- **RECORD LIST**:
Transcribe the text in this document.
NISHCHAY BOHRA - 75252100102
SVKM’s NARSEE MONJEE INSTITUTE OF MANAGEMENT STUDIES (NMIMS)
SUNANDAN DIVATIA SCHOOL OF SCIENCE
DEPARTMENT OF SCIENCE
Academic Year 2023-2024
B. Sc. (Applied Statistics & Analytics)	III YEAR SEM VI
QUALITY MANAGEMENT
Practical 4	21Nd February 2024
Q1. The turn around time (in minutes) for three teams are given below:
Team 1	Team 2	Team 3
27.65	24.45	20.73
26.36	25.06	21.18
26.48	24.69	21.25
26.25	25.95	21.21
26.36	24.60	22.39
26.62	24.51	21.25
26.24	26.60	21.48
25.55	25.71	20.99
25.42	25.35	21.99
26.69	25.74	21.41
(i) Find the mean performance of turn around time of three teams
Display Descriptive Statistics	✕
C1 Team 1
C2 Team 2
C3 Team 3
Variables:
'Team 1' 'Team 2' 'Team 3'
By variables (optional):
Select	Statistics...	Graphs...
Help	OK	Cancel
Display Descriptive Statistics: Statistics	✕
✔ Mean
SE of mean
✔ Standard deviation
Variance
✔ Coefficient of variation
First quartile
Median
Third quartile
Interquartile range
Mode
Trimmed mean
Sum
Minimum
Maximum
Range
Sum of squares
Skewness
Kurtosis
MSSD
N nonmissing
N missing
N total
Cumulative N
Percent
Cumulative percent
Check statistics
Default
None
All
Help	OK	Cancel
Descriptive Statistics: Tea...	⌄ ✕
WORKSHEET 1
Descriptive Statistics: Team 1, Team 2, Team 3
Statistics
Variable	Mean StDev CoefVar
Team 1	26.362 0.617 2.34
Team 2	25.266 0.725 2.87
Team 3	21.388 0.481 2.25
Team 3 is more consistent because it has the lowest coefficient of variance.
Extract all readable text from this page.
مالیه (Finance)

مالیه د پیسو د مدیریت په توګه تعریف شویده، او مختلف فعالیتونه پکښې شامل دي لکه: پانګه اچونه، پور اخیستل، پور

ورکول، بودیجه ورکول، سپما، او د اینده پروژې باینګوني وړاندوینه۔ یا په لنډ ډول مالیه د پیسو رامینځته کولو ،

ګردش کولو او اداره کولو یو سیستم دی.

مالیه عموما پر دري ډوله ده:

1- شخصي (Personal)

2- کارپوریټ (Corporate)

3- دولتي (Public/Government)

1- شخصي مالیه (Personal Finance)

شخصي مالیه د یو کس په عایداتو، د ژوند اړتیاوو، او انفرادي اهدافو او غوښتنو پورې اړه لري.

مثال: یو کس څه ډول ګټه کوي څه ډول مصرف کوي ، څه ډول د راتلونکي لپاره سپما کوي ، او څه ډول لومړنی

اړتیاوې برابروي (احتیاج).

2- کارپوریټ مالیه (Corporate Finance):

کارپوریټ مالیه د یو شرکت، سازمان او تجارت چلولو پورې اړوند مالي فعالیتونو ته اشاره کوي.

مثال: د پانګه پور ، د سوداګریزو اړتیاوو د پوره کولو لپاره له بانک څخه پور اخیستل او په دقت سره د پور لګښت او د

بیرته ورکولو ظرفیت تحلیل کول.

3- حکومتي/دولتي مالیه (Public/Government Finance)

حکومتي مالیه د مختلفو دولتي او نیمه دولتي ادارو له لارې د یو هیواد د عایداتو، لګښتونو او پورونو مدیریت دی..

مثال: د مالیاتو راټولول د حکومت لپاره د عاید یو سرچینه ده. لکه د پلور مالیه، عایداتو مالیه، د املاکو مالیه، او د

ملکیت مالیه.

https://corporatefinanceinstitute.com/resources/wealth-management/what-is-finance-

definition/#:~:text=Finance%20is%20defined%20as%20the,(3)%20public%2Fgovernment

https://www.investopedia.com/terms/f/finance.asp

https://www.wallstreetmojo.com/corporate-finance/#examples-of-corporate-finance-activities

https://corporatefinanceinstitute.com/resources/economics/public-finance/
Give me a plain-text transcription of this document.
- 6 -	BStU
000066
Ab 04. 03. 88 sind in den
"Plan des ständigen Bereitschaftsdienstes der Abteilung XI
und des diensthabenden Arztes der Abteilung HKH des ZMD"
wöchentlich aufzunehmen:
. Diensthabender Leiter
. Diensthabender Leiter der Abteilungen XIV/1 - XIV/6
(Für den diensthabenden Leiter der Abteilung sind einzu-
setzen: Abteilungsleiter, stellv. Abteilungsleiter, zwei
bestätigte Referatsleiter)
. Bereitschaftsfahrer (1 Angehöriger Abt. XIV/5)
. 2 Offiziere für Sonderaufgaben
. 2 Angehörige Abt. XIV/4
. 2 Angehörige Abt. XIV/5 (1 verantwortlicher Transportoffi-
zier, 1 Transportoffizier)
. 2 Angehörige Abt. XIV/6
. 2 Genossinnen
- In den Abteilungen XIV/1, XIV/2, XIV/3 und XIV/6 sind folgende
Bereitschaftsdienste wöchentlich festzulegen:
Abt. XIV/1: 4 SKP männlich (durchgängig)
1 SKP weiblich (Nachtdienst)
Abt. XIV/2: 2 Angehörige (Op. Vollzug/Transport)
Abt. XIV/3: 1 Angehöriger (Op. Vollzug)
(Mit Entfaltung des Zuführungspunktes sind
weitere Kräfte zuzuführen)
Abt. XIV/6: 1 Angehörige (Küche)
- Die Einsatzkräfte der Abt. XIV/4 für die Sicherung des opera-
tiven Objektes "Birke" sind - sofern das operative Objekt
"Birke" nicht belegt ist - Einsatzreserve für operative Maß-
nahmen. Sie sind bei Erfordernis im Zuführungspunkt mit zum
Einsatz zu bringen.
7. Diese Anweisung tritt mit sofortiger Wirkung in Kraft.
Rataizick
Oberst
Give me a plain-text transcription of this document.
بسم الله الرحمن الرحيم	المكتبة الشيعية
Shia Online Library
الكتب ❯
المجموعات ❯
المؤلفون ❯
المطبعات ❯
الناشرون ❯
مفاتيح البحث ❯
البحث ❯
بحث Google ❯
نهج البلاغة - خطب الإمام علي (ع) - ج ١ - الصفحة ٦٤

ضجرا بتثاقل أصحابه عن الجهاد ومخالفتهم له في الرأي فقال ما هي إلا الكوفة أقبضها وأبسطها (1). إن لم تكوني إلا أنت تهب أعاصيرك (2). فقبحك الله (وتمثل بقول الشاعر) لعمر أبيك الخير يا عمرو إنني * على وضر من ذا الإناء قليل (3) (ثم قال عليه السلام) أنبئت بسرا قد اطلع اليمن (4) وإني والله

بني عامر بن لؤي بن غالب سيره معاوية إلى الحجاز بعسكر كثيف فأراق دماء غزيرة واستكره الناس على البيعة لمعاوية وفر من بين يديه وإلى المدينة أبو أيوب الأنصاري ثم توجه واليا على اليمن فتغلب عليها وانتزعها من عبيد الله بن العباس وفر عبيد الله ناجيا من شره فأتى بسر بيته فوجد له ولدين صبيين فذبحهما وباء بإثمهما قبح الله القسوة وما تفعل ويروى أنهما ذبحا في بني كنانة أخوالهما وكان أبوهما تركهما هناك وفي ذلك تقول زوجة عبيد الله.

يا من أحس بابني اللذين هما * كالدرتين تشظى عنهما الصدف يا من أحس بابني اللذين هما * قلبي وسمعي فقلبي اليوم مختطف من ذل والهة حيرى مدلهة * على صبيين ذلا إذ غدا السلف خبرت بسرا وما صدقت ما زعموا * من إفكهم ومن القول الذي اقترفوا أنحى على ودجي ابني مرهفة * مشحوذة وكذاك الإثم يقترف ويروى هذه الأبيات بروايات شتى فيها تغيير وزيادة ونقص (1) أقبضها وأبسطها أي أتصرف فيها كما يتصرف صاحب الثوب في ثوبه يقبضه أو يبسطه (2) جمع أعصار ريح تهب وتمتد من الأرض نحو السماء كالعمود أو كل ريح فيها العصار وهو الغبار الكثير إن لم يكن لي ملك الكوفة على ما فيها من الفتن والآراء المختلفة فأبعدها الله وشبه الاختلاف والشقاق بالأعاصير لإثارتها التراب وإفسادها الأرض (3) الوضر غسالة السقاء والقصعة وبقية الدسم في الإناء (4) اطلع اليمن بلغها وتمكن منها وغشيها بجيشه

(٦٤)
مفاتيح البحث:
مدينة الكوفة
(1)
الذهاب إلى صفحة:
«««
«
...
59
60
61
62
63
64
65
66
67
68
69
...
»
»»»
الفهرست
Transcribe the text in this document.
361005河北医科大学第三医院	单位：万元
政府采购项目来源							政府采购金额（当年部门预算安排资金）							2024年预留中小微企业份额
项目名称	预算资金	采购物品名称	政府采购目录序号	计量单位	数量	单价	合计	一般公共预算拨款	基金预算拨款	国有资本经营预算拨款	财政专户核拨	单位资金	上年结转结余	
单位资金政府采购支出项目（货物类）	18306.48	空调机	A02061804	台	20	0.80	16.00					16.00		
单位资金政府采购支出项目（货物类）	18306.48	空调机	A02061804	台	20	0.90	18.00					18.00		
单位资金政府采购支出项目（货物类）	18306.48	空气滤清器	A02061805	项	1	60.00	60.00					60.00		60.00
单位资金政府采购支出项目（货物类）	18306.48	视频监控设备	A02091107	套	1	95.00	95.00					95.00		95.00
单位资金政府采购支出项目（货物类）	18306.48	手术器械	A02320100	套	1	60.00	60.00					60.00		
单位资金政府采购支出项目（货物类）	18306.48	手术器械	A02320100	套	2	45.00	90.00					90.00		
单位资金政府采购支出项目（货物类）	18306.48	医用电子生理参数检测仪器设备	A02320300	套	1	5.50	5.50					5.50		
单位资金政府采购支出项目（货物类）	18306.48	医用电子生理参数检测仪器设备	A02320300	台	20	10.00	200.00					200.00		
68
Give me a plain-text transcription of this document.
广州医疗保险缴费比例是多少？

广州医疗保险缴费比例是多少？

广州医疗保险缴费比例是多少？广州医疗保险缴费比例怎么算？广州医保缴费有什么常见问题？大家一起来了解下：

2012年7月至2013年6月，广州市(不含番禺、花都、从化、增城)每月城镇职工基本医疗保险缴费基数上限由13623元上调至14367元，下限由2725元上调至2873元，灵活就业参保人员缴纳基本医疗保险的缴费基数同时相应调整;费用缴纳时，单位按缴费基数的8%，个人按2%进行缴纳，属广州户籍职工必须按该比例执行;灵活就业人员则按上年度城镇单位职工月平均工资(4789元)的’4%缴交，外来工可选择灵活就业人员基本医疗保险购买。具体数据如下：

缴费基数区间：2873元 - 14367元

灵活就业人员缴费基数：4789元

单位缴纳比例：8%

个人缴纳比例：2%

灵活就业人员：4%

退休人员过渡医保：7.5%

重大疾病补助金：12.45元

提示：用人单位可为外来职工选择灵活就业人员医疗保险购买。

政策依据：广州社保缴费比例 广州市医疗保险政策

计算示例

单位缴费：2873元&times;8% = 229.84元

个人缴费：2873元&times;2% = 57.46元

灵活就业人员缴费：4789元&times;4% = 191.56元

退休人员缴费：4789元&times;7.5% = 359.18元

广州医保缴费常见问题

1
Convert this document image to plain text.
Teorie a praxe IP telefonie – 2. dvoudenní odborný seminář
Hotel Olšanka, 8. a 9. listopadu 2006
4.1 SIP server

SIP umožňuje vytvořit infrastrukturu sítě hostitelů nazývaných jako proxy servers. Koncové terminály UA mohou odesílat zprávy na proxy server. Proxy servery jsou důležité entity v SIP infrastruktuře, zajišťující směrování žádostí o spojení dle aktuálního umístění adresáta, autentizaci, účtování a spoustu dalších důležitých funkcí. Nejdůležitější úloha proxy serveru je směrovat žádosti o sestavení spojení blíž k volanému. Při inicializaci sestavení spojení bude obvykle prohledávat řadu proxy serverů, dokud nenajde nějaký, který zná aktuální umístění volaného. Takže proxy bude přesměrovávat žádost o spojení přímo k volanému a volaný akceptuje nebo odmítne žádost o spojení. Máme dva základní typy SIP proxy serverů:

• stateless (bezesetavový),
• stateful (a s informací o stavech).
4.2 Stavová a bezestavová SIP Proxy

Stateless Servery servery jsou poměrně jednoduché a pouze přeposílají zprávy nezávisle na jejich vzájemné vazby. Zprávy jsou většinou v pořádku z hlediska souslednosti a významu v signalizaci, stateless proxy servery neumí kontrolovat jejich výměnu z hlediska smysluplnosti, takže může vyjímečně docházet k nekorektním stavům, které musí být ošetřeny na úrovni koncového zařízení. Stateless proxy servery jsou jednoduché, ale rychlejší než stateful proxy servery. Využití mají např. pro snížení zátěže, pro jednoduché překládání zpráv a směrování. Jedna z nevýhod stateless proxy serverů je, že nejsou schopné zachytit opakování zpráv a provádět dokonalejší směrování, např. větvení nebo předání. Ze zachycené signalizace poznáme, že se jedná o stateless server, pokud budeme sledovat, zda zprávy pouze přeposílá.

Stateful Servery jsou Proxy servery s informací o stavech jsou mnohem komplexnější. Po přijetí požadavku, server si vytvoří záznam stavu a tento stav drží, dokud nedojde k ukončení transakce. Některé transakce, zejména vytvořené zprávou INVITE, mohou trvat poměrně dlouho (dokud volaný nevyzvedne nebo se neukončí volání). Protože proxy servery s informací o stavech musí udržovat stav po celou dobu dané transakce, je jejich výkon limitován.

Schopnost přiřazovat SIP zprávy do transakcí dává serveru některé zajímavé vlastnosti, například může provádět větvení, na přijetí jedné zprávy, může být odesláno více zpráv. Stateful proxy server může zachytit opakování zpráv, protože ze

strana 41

- **WORK INSTRUCTIONS**:
Find each line holding the string "SCIENCE" and copy it out.

- **PROBLEM SOLUTION**:
SUNANDAN DIVATIA SCHOOL OF SCIENCE
DEPARTMENT OF SCIENCE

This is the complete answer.